*** Opening RECORDED INFORMATION ***
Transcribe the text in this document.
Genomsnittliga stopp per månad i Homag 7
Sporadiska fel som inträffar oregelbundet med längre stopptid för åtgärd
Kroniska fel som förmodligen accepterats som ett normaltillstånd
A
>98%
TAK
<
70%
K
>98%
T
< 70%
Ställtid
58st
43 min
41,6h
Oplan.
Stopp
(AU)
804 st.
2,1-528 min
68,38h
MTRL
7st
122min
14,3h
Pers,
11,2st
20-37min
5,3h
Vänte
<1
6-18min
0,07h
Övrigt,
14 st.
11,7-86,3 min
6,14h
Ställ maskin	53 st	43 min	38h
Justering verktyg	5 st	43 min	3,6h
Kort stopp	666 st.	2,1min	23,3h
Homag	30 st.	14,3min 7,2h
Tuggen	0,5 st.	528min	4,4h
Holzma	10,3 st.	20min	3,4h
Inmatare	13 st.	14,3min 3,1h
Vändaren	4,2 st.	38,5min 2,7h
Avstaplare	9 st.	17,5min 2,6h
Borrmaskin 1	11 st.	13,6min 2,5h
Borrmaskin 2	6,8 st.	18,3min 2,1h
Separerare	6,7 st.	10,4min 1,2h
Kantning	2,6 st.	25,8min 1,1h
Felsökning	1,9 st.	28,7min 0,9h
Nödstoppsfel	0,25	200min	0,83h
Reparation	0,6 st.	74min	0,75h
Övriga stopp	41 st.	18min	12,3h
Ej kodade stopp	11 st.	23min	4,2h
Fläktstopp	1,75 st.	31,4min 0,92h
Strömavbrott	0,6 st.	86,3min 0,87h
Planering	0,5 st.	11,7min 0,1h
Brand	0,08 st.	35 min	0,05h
*** Closing RECORDED INFORMATION ***
PROBLEM TO WORK ON: Print each entry above word for word, leaving none out.

RESPONSE TO THE TASK:
Transcribe the text in this document.
Genomsnittliga stopp per månad i Homag 7
Sporadiska fel som inträffar oregelbundet med längre stopptid för åtgärd
Kroniska fel som förmodligen accepterats som ett normaltillstånd
A
>98%
TAK
<
70%
K
>98%
T
< 70%
Ställtid
58st
43 min
41,6h
Oplan.
Stopp
(AU)
804 st.
2,1-528 min
68,38h
MTRL
7st
122min
14,3h
Pers,
11,2st
20-37min
5,3h
Vänte
<1
6-18min
0,07h
Övrigt,
14 st.
11,7-86,3 min
6,14h
Ställ maskin	53 st	43 min	38h
Justering verktyg	5 st	43 min	3,6h
Kort stopp	666 st.	2,1min	23,3h
Homag	30 st.	14,3min 7,2h
Tuggen	0,5 st.	528min	4,4h
Holzma	10,3 st.	20min	3,4h
Inmatare	13 st.	14,3min 3,1h
Vändaren	4,2 st.	38,5min 2,7h
Avstaplare	9 st.	17,5min 2,6h
Borrmaskin 1	11 st.	13,6min 2,5h
Borrmaskin 2	6,8 st.	18,3min 2,1h
Separerare	6,7 st.	10,4min 1,2h
Kantning	2,6 st.	25,8min 1,1h
Felsökning	1,9 st.	28,7min 0,9h
Nödstoppsfel	0,25	200min	0,83h
Reparation	0,6 st.	74min	0,75h
Övriga stopp	41 st.	18min	12,3h
Ej kodade stopp	11 st.	23min	4,2h
Fläktstopp	1,75 st.	31,4min 0,92h
Strömavbrott	0,6 st.	86,3min 0,87h
Planering	0,5 st.	11,7min 0,1h
Brand	0,08 st.	35 min	0,05h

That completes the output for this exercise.